Problem requirements: Gather up all lines that carry the word "войне".

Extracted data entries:
|---|

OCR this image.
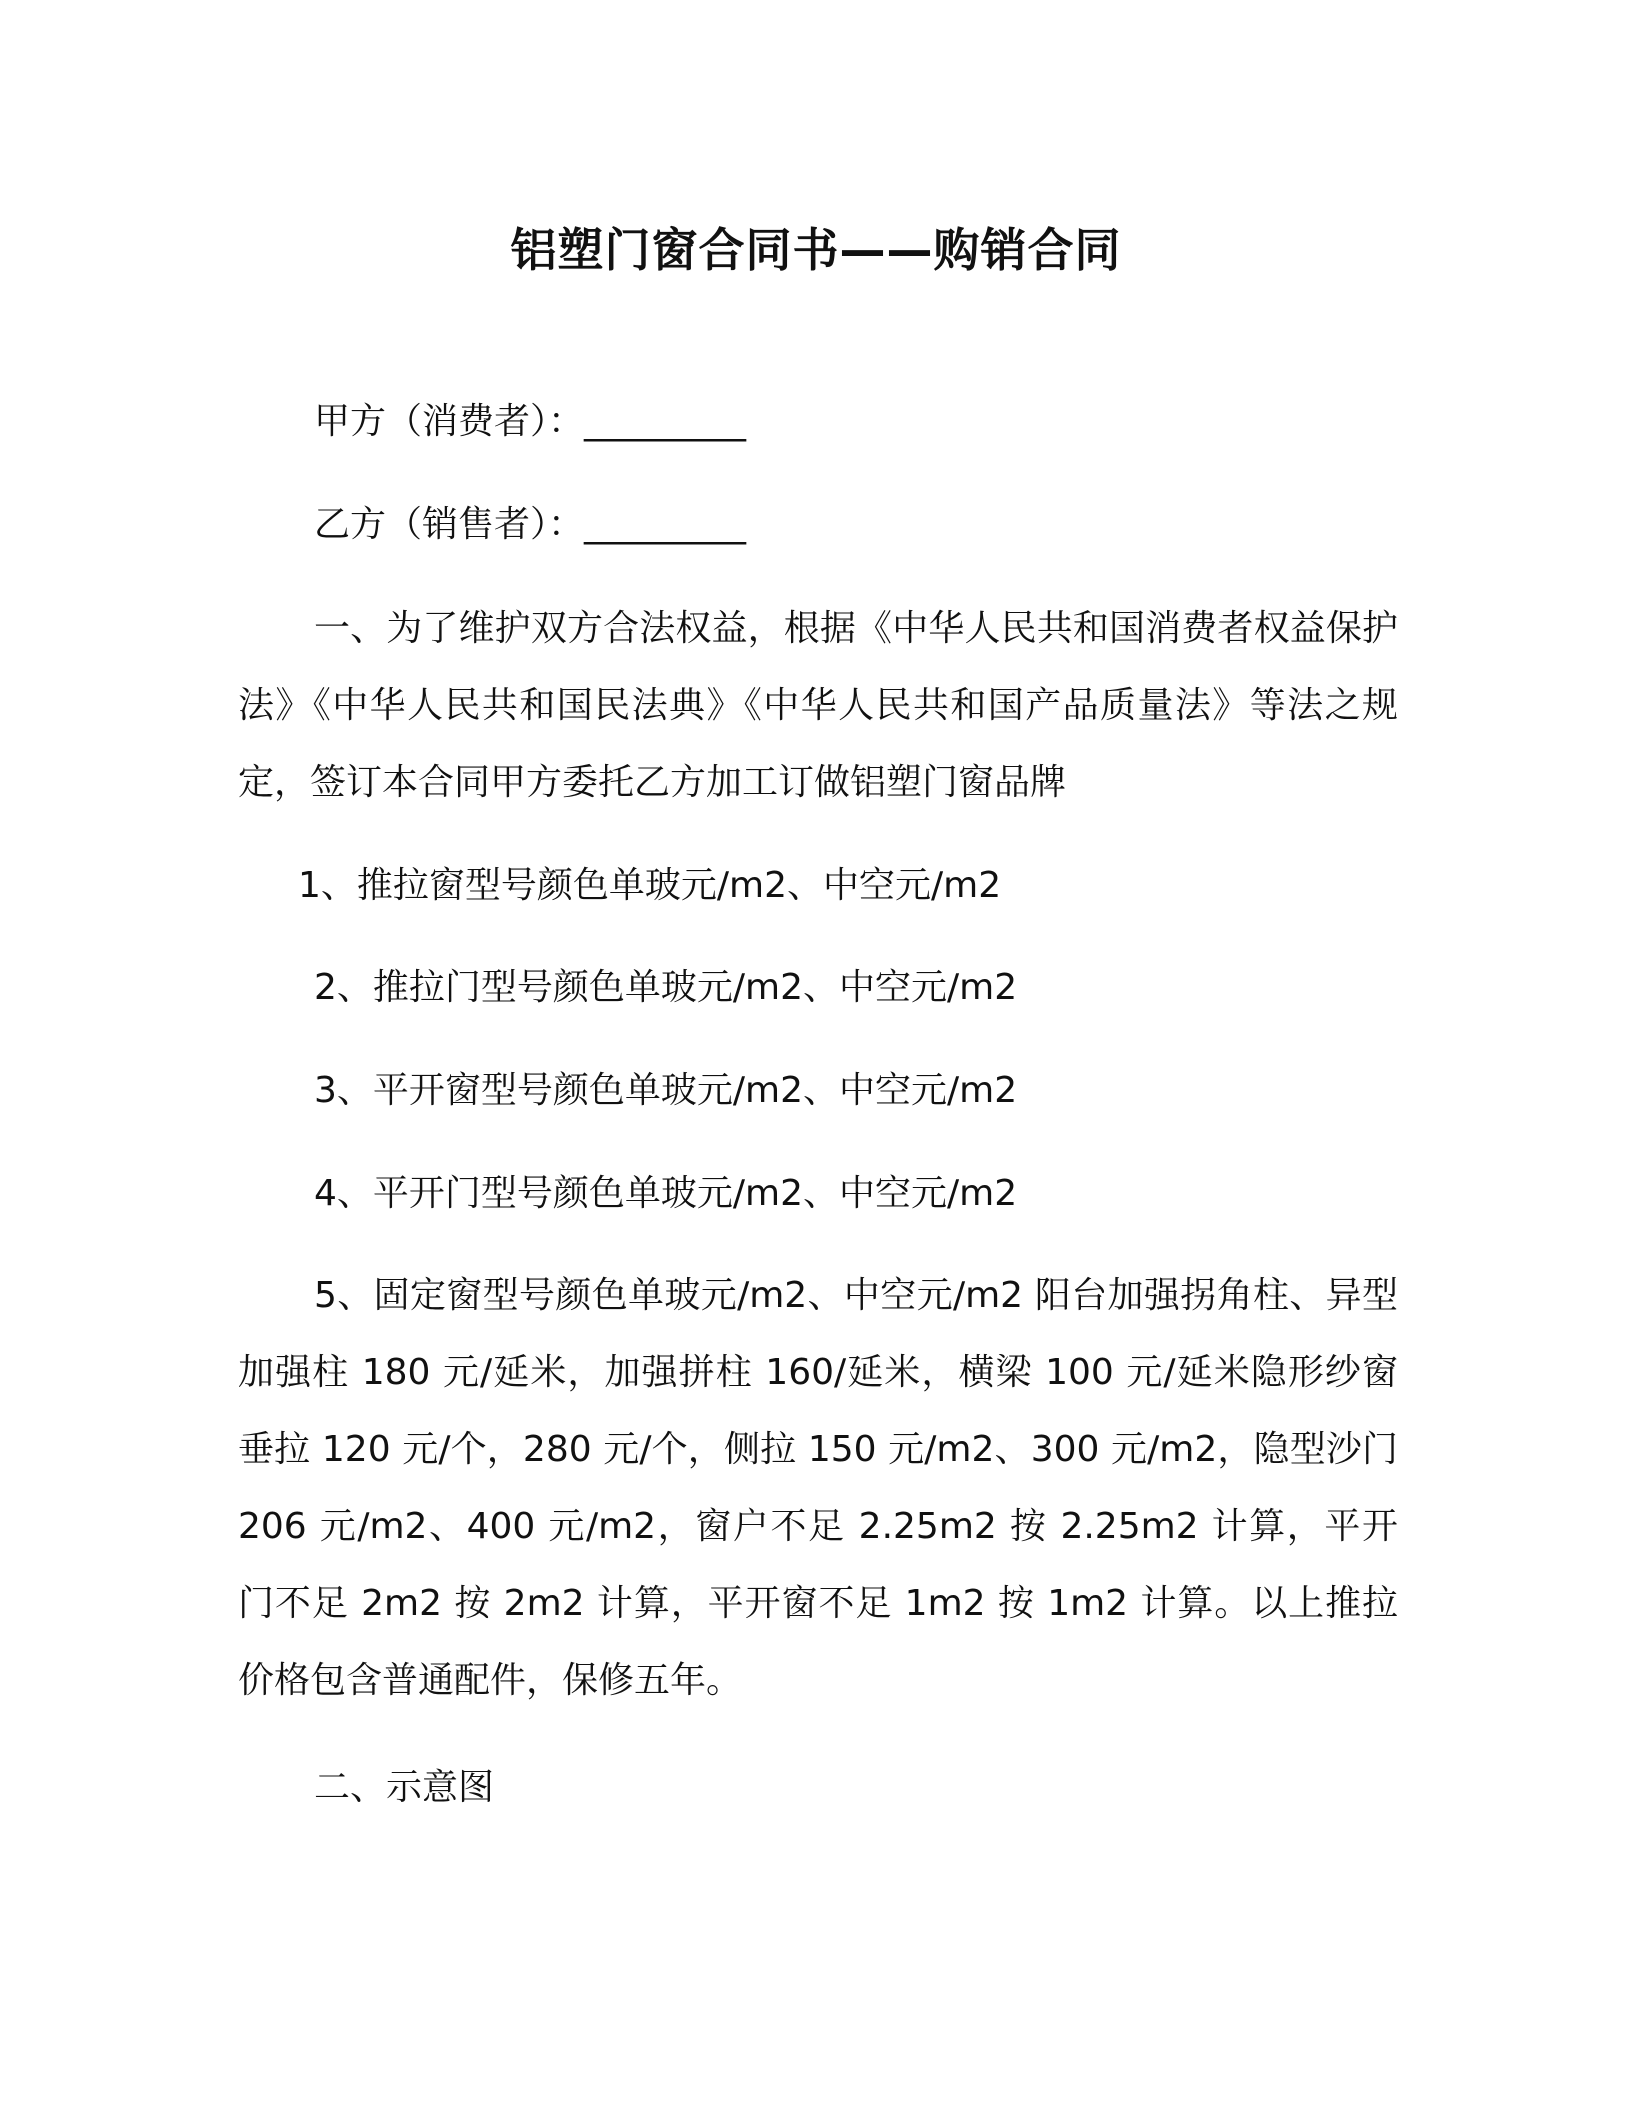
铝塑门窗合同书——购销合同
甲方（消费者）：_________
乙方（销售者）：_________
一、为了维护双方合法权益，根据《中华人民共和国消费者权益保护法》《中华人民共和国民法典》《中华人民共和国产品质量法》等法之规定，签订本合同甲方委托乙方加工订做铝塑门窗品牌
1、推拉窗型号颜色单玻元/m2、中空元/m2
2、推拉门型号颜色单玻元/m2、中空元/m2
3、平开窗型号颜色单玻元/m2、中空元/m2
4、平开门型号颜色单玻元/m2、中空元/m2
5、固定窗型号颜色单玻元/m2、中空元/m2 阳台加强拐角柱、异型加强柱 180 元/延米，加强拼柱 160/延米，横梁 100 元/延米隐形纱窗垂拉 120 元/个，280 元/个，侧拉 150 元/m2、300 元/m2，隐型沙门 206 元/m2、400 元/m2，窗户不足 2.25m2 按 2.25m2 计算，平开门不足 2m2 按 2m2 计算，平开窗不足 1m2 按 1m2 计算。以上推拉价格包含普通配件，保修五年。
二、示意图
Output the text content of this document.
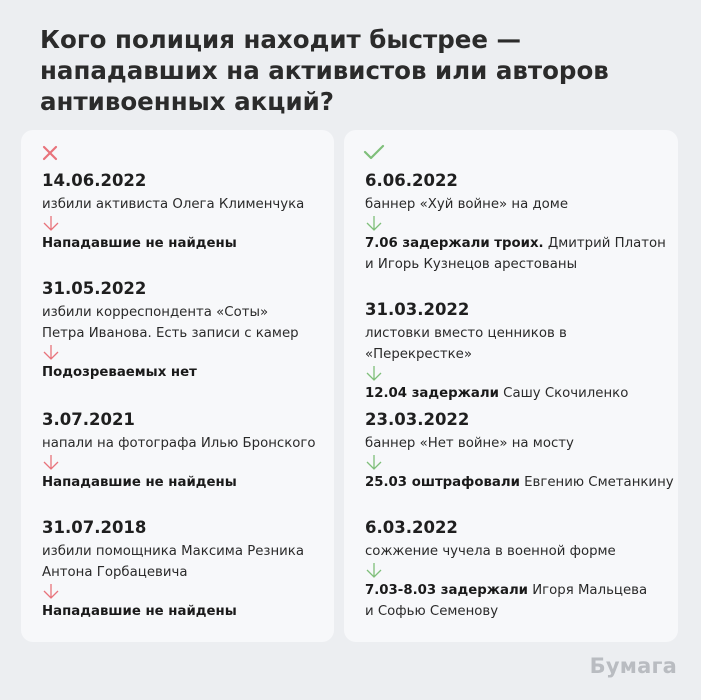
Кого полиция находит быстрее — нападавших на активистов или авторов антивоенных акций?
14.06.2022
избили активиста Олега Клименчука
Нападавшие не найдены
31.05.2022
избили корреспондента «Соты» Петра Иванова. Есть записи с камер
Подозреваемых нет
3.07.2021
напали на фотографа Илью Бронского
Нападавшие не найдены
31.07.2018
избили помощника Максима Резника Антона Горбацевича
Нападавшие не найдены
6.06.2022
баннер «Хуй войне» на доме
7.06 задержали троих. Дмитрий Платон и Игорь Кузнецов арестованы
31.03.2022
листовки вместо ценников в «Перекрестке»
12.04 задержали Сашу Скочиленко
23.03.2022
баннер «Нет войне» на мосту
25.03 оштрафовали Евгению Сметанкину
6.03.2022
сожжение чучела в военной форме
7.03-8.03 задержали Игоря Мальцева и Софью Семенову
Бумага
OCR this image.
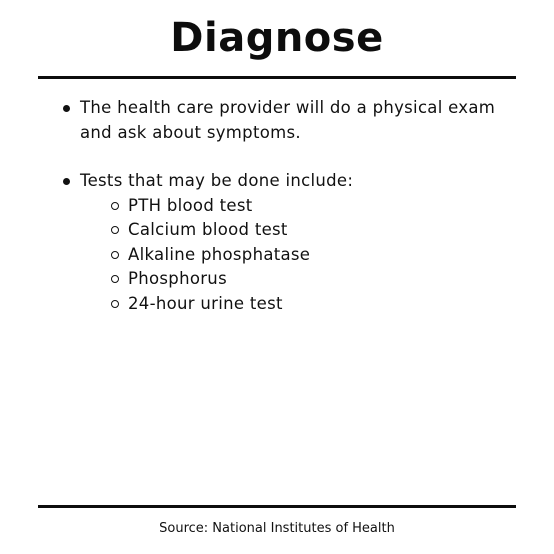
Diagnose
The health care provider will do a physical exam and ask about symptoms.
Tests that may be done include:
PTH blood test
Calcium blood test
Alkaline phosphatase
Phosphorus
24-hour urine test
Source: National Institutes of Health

|---|

Answer to the problem:
баннер «Хуй войне» на доме
баннер «Нет войне» на мосту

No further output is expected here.